Write out each line from the data below that includes the word "system".

→ **Figure data in JSON**:
[START]
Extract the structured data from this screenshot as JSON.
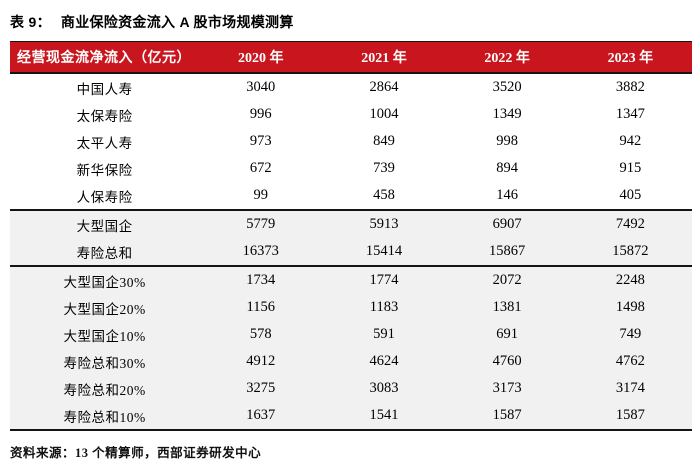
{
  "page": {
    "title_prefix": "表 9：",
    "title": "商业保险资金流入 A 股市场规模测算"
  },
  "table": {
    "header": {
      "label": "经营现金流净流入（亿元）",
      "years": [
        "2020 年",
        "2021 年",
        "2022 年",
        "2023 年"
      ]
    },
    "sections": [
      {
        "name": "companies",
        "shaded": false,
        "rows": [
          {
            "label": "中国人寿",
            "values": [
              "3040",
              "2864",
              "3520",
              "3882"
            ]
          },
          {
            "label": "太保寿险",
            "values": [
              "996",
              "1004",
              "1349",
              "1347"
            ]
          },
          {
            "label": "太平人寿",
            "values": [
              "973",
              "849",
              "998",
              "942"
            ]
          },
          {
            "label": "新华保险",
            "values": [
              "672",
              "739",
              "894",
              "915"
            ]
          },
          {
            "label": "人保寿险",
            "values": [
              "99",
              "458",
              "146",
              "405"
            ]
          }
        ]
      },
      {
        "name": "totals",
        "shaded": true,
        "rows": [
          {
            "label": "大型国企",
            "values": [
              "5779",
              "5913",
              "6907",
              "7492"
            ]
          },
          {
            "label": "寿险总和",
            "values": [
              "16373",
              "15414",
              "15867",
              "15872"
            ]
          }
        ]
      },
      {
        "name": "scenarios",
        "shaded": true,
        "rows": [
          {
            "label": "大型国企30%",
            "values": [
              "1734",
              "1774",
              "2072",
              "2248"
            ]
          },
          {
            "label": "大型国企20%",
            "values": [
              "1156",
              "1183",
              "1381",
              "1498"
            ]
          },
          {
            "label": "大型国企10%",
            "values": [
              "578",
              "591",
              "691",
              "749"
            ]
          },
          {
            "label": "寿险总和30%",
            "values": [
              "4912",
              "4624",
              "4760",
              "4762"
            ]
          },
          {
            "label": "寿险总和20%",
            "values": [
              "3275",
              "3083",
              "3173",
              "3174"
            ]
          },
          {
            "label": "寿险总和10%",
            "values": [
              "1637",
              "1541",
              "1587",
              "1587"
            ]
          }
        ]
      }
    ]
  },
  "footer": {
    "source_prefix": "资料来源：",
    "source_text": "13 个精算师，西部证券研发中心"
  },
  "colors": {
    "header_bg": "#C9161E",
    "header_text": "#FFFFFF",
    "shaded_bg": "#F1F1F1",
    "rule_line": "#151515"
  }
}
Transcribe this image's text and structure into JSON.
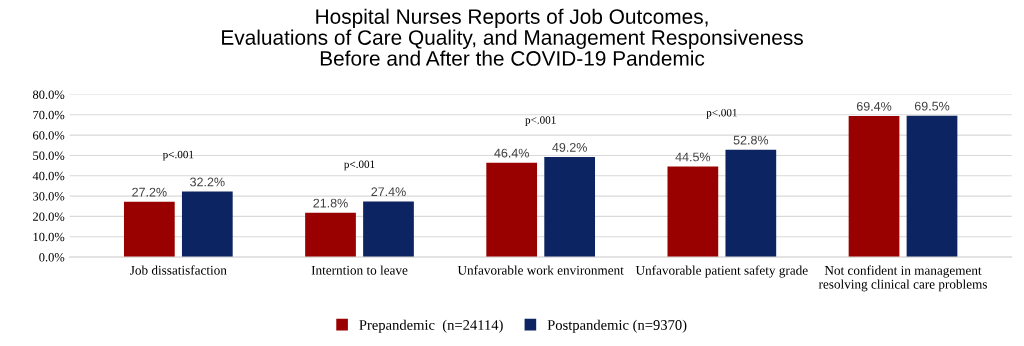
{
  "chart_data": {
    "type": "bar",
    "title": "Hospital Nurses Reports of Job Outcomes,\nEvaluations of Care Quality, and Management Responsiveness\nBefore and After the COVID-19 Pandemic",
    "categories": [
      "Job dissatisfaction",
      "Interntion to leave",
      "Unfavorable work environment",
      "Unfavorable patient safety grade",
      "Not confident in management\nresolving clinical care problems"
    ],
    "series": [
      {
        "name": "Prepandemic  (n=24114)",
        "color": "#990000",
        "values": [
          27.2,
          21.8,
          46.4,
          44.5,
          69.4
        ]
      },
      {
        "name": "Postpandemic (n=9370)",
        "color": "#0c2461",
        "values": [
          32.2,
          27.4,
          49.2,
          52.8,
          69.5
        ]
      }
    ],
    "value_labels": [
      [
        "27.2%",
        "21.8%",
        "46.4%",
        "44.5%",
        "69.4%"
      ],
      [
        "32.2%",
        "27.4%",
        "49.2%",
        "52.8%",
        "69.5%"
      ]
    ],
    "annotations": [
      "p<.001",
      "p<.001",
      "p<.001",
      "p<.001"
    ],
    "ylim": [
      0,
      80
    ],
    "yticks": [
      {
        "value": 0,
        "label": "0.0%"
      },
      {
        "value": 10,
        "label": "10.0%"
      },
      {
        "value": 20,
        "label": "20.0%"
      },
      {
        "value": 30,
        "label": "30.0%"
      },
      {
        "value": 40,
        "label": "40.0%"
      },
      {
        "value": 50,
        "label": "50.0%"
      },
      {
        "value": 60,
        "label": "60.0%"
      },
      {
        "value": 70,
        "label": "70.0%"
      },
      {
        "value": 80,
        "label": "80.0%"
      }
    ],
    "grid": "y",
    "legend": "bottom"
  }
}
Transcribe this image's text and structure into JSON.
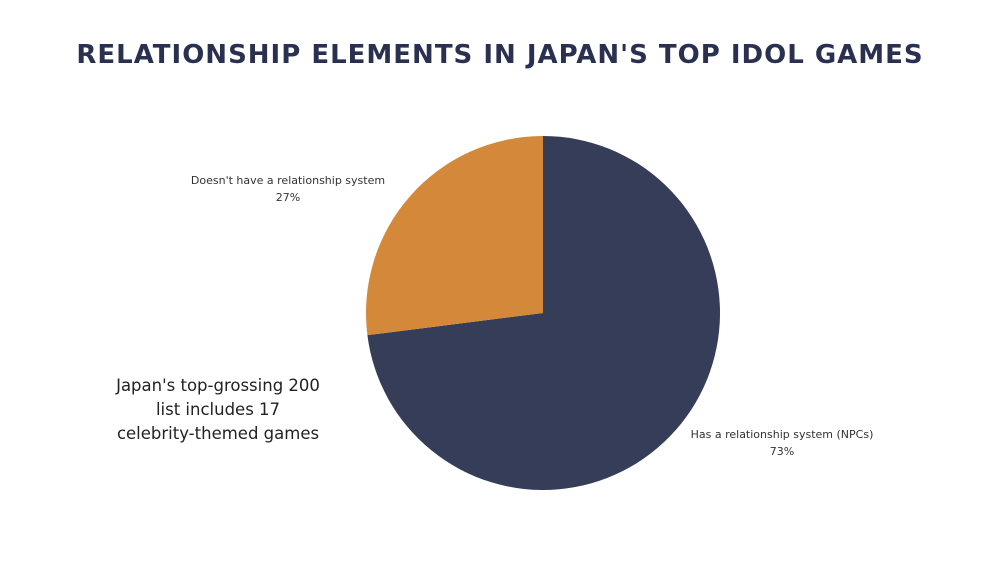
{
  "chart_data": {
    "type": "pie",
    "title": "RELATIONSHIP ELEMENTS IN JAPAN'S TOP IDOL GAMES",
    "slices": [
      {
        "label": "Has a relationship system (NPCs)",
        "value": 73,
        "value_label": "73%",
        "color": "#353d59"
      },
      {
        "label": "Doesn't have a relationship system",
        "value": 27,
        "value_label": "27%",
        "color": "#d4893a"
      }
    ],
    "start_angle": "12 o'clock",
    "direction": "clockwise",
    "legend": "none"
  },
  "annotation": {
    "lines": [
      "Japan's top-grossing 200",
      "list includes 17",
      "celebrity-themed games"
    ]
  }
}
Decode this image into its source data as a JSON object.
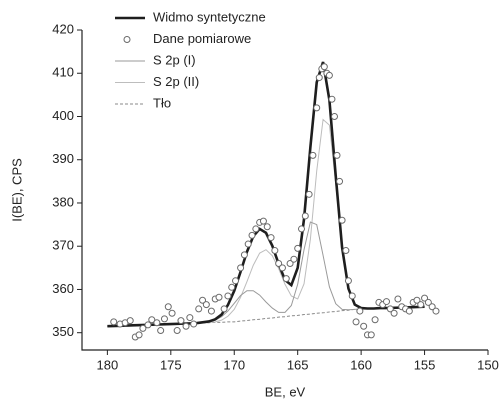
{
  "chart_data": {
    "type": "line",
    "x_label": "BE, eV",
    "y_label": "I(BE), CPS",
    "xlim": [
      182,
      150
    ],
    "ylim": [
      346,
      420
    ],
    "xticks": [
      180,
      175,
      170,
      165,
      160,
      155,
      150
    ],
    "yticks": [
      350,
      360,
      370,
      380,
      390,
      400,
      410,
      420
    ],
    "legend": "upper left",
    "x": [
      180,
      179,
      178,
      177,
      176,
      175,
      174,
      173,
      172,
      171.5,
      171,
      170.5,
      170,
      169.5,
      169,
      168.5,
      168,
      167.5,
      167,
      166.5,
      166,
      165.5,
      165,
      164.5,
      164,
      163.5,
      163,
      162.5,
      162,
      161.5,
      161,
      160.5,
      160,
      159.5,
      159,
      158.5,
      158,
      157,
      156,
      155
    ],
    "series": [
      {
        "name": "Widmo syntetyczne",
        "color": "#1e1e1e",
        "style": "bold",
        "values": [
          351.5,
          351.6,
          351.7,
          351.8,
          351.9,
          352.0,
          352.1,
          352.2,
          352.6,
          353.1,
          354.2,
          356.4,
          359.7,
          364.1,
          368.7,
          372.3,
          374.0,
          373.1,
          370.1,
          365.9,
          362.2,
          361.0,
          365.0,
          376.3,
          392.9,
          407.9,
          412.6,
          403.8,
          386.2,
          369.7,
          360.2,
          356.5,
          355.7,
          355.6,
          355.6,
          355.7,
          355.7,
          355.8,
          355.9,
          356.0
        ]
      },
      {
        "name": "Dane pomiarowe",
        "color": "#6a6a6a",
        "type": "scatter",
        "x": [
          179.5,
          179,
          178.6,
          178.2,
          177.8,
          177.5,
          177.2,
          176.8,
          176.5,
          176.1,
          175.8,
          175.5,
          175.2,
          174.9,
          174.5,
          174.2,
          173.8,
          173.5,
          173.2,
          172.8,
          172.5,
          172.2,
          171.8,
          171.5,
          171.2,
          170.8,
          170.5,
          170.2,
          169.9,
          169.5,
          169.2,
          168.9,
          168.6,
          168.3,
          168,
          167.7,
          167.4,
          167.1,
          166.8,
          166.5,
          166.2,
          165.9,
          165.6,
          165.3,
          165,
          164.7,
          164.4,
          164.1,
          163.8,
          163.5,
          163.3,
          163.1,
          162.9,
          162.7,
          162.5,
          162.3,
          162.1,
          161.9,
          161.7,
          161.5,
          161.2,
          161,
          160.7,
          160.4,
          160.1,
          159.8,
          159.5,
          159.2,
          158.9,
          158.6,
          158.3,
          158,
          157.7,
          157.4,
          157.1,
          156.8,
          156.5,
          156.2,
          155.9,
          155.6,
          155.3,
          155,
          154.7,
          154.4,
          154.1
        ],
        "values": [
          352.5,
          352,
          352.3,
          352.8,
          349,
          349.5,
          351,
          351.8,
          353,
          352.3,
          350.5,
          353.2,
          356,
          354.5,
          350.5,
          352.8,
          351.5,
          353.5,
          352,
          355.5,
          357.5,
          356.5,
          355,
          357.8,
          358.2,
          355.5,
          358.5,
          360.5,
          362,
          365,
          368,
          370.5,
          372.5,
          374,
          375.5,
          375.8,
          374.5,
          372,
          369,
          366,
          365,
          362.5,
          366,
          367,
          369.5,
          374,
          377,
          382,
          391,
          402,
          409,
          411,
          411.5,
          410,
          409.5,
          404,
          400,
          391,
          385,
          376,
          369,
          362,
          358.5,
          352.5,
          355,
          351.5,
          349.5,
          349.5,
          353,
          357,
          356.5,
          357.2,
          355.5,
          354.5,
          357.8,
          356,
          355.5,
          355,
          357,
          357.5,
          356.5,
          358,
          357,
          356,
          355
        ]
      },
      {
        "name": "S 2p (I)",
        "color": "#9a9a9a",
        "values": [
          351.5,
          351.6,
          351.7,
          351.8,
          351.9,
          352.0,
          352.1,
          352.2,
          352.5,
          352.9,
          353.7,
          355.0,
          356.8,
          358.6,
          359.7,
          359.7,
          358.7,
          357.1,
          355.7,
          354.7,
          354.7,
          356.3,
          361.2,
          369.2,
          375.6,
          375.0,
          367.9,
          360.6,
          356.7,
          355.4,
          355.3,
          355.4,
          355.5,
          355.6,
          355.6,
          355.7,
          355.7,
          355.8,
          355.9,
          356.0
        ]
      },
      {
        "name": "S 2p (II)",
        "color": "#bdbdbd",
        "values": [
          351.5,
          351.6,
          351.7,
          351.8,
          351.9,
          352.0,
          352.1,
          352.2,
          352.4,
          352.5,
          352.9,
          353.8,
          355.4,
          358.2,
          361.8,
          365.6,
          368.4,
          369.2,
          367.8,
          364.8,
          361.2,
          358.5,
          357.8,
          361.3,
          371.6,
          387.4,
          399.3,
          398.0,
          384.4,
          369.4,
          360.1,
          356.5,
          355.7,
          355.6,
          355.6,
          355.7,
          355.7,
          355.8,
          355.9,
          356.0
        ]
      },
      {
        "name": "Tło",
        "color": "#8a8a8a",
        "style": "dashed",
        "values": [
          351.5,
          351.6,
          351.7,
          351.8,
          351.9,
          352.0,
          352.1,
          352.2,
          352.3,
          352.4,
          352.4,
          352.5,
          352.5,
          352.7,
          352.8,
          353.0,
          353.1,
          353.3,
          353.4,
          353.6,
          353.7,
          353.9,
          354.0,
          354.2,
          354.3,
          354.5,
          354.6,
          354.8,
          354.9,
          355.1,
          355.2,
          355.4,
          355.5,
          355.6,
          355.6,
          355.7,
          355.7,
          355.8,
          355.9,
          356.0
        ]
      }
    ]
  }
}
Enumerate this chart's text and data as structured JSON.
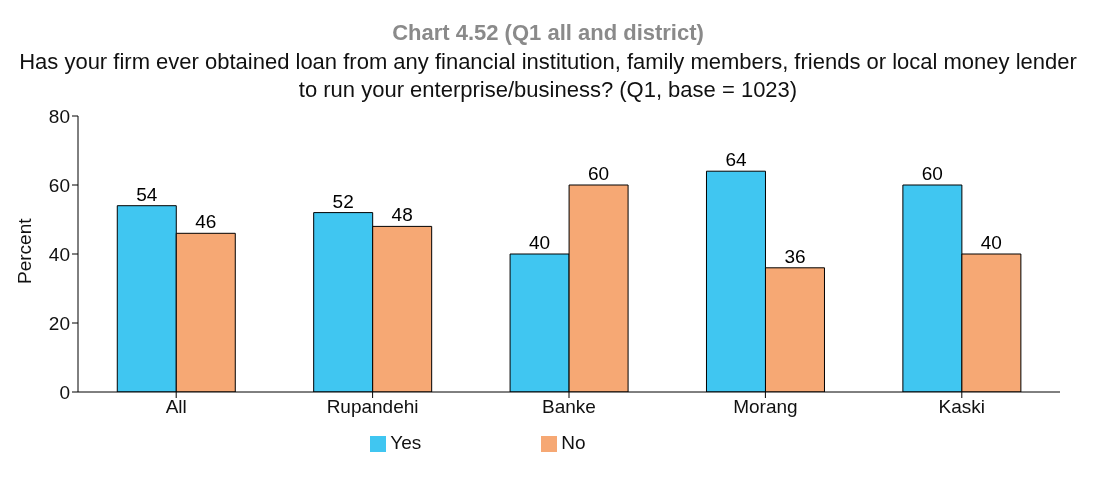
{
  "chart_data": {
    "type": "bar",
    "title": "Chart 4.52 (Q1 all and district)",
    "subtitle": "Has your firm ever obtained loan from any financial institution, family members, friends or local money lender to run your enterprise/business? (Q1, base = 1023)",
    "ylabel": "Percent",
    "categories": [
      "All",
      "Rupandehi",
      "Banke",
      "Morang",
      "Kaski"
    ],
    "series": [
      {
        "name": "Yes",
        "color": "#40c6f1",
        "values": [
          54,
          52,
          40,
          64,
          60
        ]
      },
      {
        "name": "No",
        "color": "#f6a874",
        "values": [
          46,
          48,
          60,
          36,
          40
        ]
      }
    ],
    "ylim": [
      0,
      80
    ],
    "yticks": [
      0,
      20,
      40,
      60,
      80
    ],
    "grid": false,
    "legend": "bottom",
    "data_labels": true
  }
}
[END]
→ **THE REPLY**:
        "label": "Has a relationship system (NPCs)",
        "label": "Doesn't have a relationship system",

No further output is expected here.